WHAT IS ASKED. Below is a block of data; give all of it again word for word.

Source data
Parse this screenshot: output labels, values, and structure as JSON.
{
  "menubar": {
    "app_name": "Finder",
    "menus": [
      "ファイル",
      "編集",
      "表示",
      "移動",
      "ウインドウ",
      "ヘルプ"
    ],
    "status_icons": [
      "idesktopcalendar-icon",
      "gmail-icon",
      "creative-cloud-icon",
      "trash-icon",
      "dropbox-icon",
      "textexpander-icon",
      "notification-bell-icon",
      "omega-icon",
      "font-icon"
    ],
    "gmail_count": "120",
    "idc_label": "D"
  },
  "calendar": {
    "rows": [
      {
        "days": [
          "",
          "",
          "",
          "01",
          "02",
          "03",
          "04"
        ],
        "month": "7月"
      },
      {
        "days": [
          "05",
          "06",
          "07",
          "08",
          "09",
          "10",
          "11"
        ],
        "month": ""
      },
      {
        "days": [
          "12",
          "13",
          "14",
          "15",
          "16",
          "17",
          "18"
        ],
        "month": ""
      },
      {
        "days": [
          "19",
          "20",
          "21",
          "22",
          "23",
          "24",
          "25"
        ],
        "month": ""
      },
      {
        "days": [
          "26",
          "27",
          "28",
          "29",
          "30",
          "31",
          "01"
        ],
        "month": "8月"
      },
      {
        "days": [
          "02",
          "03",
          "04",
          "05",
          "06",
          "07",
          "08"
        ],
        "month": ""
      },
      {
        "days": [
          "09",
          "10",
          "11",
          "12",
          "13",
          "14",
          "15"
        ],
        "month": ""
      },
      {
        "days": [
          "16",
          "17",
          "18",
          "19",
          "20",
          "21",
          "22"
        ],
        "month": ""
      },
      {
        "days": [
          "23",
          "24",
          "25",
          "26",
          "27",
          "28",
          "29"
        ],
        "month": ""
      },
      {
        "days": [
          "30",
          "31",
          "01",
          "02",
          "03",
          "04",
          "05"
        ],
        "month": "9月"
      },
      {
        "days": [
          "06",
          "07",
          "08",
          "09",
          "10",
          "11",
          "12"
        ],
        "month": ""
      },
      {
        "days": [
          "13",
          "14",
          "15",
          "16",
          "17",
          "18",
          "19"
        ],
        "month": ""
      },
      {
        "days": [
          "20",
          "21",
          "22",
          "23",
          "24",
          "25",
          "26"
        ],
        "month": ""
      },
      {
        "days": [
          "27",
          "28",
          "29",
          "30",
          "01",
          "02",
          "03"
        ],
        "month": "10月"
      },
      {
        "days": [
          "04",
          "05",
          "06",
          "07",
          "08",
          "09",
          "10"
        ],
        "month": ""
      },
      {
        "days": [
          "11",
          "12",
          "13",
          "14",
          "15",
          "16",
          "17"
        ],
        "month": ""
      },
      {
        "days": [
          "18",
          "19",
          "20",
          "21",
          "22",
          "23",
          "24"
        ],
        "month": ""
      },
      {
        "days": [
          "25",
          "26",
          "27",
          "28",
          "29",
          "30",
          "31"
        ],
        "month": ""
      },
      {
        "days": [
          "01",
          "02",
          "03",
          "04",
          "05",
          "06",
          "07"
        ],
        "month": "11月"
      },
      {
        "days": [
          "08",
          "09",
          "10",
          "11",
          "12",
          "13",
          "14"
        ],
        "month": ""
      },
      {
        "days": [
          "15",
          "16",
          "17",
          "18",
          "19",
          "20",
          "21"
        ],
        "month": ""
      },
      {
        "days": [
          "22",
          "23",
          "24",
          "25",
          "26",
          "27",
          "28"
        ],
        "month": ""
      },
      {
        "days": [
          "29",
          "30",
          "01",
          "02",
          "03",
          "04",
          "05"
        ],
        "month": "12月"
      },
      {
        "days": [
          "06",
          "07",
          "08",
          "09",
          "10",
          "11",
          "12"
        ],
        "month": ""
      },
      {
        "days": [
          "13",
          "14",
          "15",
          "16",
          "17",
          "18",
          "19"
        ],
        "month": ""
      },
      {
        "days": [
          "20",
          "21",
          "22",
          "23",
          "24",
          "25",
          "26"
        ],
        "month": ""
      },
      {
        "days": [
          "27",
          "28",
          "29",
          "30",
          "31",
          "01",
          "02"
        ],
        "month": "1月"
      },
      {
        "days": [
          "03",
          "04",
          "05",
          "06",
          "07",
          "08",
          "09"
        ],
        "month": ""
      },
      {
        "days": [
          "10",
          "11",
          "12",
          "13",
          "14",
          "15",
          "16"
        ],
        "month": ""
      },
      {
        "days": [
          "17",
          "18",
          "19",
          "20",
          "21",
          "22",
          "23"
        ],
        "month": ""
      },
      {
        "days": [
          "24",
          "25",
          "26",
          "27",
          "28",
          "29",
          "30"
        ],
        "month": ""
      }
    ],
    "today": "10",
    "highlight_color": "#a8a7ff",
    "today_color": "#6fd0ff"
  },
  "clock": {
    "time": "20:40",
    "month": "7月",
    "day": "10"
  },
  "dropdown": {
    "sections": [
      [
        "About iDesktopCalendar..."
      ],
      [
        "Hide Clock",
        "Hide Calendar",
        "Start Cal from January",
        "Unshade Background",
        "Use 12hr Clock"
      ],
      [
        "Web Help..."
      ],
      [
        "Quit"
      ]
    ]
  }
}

EXERCISE RESPONSE.
Parse this screenshot: output labels, values, and structure as JSON.
{
  "menubar": {
    "app_name": "Finder",
    "menus": [
      "ファイル",
      "編集",
      "表示",
      "移動",
      "ウインドウ",
      "ヘルプ"
    ],
    "status_icons": [
      "idesktopcalendar-icon",
      "gmail-icon",
      "creative-cloud-icon",
      "trash-icon",
      "dropbox-icon",
      "textexpander-icon",
      "notification-bell-icon",
      "omega-icon",
      "font-icon"
    ],
    "gmail_count": "120",
    "idc_label": "D"
  },
  "calendar": {
    "rows": [
      {
        "days": [
          "",
          "",
          "",
          "01",
          "02",
          "03",
          "04"
        ],
        "month": "7月"
      },
      {
        "days": [
          "05",
          "06",
          "07",
          "08",
          "09",
          "10",
          "11"
        ],
        "month": ""
      },
      {
        "days": [
          "12",
          "13",
          "14",
          "15",
          "16",
          "17",
          "18"
        ],
        "month": ""
      },
      {
        "days": [
          "19",
          "20",
          "21",
          "22",
          "23",
          "24",
          "25"
        ],
        "month": ""
      },
      {
        "days": [
          "26",
          "27",
          "28",
          "29",
          "30",
          "31",
          "01"
        ],
        "month": "8月"
      },
      {
        "days": [
          "02",
          "03",
          "04",
          "05",
          "06",
          "07",
          "08"
        ],
        "month": ""
      },
      {
        "days": [
          "09",
          "10",
          "11",
          "12",
          "13",
          "14",
          "15"
        ],
        "month": ""
      },
      {
        "days": [
          "16",
          "17",
          "18",
          "19",
          "20",
          "21",
          "22"
        ],
        "month": ""
      },
      {
        "days": [
          "23",
          "24",
          "25",
          "26",
          "27",
          "28",
          "29"
        ],
        "month": ""
      },
      {
        "days": [
          "30",
          "31",
          "01",
          "02",
          "03",
          "04",
          "05"
        ],
        "month": "9月"
      },
      {
        "days": [
          "06",
          "07",
          "08",
          "09",
          "10",
          "11",
          "12"
        ],
        "month": ""
      },
      {
        "days": [
          "13",
          "14",
          "15",
          "16",
          "17",
          "18",
          "19"
        ],
        "month": ""
      },
      {
        "days": [
          "20",
          "21",
          "22",
          "23",
          "24",
          "25",
          "26"
        ],
        "month": ""
      },
      {
        "days": [
          "27",
          "28",
          "29",
          "30",
          "01",
          "02",
          "03"
        ],
        "month": "10月"
      },
      {
        "days": [
          "04",
          "05",
          "06",
          "07",
          "08",
          "09",
          "10"
        ],
        "month": ""
      },
      {
        "days": [
          "11",
          "12",
          "13",
          "14",
          "15",
          "16",
          "17"
        ],
        "month": ""
      },
      {
        "days": [
          "18",
          "19",
          "20",
          "21",
          "22",
          "23",
          "24"
        ],
        "month": ""
      },
      {
        "days": [
          "25",
          "26",
          "27",
          "28",
          "29",
          "30",
          "31"
        ],
        "month": ""
      },
      {
        "days": [
          "01",
          "02",
          "03",
          "04",
          "05",
          "06",
          "07"
        ],
        "month": "11月"
      },
      {
        "days": [
          "08",
          "09",
          "10",
          "11",
          "12",
          "13",
          "14"
        ],
        "month": ""
      },
      {
        "days": [
          "15",
          "16",
          "17",
          "18",
          "19",
          "20",
          "21"
        ],
        "month": ""
      },
      {
        "days": [
          "22",
          "23",
          "24",
          "25",
          "26",
          "27",
          "28"
        ],
        "month": ""
      },
      {
        "days": [
          "29",
          "30",
          "01",
          "02",
          "03",
          "04",
          "05"
        ],
        "month": "12月"
      },
      {
        "days": [
          "06",
          "07",
          "08",
          "09",
          "10",
          "11",
          "12"
        ],
        "month": ""
      },
      {
        "days": [
          "13",
          "14",
          "15",
          "16",
          "17",
          "18",
          "19"
        ],
        "month": ""
      },
      {
        "days": [
          "20",
          "21",
          "22",
          "23",
          "24",
          "25",
          "26"
        ],
        "month": ""
      },
      {
        "days": [
          "27",
          "28",
          "29",
          "30",
          "31",
          "01",
          "02"
        ],
        "month": "1月"
      },
      {
        "days": [
          "03",
          "04",
          "05",
          "06",
          "07",
          "08",
          "09"
        ],
        "month": ""
      },
      {
        "days": [
          "10",
          "11",
          "12",
          "13",
          "14",
          "15",
          "16"
        ],
        "month": ""
      },
      {
        "days": [
          "17",
          "18",
          "19",
          "20",
          "21",
          "22",
          "23"
        ],
        "month": ""
      },
      {
        "days": [
          "24",
          "25",
          "26",
          "27",
          "28",
          "29",
          "30"
        ],
        "month": ""
      }
    ],
    "today": "10",
    "highlight_color": "#a8a7ff",
    "today_color": "#6fd0ff"
  },
  "clock": {
    "time": "20:40",
    "month": "7月",
    "day": "10"
  },
  "dropdown": {
    "sections": [
      [
        "About iDesktopCalendar..."
      ],
      [
        "Hide Clock",
        "Hide Calendar",
        "Start Cal from January",
        "Unshade Background",
        "Use 12hr Clock"
      ],
      [
        "Web Help..."
      ],
      [
        "Quit"
      ]
    ]
  }
}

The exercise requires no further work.